---------- Given records

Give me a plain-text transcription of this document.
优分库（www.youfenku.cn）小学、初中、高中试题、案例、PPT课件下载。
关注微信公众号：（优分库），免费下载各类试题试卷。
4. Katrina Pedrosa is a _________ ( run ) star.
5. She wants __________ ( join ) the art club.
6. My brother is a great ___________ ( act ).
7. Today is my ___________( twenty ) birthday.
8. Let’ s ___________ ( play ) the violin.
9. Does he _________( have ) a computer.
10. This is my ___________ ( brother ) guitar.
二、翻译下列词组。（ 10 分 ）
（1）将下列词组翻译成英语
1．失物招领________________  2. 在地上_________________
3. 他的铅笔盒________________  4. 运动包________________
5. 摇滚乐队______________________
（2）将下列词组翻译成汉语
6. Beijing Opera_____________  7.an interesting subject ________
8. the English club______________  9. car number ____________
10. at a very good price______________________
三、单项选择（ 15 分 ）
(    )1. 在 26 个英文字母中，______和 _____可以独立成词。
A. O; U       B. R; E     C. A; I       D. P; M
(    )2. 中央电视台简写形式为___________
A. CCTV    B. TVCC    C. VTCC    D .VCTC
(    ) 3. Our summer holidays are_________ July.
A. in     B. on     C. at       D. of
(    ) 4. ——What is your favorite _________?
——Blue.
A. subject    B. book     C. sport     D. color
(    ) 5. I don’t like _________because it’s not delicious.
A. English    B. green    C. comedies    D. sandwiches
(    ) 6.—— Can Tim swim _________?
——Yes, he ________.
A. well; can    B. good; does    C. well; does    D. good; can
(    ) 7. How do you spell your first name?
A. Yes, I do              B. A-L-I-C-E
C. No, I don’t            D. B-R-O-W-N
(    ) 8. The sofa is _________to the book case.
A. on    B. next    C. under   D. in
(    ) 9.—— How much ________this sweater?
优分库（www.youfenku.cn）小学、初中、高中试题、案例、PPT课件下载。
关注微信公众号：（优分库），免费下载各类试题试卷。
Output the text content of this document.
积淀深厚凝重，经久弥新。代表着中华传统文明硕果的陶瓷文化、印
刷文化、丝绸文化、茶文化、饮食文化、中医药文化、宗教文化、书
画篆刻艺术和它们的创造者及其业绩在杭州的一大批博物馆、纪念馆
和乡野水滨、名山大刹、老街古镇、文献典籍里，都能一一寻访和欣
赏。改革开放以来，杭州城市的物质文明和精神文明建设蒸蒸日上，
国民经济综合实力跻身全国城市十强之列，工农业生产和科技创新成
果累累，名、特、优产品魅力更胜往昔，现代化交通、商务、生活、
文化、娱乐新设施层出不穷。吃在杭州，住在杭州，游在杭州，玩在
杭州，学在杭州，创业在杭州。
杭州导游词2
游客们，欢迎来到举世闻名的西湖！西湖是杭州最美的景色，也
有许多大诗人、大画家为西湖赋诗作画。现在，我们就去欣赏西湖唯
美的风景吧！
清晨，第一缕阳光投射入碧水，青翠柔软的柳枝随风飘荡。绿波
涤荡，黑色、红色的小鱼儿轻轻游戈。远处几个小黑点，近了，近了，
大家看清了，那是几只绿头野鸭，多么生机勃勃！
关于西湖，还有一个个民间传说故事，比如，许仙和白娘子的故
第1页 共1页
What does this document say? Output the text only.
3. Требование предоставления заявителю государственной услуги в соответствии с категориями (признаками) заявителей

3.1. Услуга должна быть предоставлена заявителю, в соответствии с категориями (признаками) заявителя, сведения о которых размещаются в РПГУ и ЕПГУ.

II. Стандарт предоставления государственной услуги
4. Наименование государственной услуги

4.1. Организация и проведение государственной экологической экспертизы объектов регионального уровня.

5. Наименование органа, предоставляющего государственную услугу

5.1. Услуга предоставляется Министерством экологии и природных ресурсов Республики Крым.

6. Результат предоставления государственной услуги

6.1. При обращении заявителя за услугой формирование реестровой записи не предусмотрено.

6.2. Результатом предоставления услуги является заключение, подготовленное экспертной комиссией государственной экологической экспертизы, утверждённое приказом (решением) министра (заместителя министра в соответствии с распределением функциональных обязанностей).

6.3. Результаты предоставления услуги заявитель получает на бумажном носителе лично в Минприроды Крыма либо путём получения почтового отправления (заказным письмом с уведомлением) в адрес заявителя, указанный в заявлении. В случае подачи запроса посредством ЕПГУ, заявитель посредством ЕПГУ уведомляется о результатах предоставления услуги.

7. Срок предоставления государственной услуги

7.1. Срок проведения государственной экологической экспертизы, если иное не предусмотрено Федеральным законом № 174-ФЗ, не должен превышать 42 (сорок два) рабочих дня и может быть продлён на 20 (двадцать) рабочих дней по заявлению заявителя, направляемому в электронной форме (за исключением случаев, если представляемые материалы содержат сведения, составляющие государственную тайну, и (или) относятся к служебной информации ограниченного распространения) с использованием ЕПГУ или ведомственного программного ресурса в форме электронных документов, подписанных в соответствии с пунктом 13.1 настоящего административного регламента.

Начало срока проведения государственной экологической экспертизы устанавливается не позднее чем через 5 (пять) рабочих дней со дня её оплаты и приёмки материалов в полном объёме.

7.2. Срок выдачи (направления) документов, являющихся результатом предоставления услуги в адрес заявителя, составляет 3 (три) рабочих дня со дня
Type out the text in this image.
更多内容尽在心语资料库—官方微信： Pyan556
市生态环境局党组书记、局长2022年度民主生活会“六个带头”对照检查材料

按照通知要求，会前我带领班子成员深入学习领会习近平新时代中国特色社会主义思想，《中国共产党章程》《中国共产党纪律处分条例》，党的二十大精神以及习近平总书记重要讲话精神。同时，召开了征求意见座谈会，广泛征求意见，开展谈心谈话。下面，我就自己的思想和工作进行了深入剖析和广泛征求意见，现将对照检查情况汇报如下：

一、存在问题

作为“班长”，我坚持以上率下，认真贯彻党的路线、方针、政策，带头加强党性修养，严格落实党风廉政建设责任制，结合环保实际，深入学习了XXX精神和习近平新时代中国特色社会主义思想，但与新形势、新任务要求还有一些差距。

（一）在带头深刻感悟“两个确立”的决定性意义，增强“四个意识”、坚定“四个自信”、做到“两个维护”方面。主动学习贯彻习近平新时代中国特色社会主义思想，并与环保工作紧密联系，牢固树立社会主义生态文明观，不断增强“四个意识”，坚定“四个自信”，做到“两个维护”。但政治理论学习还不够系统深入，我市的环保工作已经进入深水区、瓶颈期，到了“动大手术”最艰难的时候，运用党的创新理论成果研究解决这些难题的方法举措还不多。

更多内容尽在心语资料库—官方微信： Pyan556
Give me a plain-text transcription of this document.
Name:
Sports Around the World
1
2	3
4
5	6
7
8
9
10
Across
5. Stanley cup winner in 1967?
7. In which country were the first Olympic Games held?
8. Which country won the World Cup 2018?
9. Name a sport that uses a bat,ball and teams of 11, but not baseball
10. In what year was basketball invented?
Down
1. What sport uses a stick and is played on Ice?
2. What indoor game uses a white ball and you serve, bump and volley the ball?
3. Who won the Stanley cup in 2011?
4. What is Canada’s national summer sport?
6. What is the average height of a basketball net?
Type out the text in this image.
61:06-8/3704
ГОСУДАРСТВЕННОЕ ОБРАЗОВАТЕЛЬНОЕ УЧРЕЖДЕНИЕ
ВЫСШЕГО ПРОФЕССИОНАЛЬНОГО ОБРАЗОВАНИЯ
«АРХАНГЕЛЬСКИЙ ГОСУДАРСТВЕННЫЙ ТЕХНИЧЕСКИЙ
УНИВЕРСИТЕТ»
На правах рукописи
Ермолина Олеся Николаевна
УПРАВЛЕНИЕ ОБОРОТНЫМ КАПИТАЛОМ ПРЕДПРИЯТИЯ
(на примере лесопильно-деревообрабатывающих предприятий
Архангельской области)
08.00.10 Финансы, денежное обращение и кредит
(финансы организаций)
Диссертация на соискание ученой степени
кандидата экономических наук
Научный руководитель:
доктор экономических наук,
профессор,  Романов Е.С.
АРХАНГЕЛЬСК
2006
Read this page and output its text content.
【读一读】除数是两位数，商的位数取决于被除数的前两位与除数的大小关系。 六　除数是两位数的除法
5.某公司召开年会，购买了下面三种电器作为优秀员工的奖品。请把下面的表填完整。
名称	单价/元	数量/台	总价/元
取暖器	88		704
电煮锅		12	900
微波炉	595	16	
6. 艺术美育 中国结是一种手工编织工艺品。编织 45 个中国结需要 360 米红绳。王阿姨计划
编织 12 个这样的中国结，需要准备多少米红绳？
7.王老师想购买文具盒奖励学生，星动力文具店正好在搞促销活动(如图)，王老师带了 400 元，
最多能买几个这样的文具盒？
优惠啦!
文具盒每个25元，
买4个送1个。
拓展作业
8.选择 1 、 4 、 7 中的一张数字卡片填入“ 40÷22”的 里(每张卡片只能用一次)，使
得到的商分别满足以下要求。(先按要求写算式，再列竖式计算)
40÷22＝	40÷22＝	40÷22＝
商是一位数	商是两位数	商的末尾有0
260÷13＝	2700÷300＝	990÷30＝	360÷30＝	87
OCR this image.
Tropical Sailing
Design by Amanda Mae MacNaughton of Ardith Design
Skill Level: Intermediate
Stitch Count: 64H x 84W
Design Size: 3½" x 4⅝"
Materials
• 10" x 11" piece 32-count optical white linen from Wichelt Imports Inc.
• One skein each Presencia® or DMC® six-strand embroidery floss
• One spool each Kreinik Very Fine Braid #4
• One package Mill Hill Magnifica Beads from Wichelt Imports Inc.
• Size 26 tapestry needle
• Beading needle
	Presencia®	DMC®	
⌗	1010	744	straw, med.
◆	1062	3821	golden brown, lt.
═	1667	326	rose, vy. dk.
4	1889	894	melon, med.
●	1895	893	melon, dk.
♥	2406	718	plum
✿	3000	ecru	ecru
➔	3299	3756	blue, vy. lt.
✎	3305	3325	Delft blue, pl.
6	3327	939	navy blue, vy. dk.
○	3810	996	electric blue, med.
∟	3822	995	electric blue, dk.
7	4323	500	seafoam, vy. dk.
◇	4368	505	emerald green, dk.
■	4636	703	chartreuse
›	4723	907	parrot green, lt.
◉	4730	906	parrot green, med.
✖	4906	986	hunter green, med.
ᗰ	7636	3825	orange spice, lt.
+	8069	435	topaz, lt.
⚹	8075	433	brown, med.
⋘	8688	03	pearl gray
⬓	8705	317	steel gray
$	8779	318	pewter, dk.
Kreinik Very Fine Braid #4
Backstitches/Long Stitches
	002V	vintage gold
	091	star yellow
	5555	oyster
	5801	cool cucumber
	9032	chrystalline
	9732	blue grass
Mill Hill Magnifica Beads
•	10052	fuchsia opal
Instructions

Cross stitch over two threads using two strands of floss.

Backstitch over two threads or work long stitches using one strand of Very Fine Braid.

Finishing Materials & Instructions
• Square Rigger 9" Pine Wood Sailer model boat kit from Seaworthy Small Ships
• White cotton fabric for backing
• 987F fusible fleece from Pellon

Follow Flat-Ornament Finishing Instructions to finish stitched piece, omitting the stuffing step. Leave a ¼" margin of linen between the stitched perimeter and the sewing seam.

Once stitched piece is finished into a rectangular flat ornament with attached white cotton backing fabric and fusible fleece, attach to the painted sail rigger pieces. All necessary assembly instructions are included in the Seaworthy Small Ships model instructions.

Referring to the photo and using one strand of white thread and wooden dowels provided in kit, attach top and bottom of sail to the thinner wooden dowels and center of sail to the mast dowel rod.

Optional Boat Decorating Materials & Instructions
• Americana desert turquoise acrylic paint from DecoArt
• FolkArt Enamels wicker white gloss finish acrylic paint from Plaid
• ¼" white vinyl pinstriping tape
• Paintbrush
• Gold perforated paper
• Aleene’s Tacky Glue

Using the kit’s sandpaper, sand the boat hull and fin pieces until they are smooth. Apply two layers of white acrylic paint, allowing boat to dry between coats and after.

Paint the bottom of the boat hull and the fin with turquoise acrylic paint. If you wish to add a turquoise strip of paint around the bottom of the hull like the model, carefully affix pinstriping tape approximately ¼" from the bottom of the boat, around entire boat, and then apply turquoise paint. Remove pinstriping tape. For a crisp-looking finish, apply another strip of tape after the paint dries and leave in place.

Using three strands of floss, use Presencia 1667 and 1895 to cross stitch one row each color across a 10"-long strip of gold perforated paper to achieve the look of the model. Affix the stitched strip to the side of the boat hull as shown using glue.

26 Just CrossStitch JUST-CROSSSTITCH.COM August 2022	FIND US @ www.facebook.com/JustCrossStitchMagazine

--------------------

** Your instructions **
Above are some records. Count the lines among them with the word "предусмотрено", and answer with the number only.

** Expected answer **
2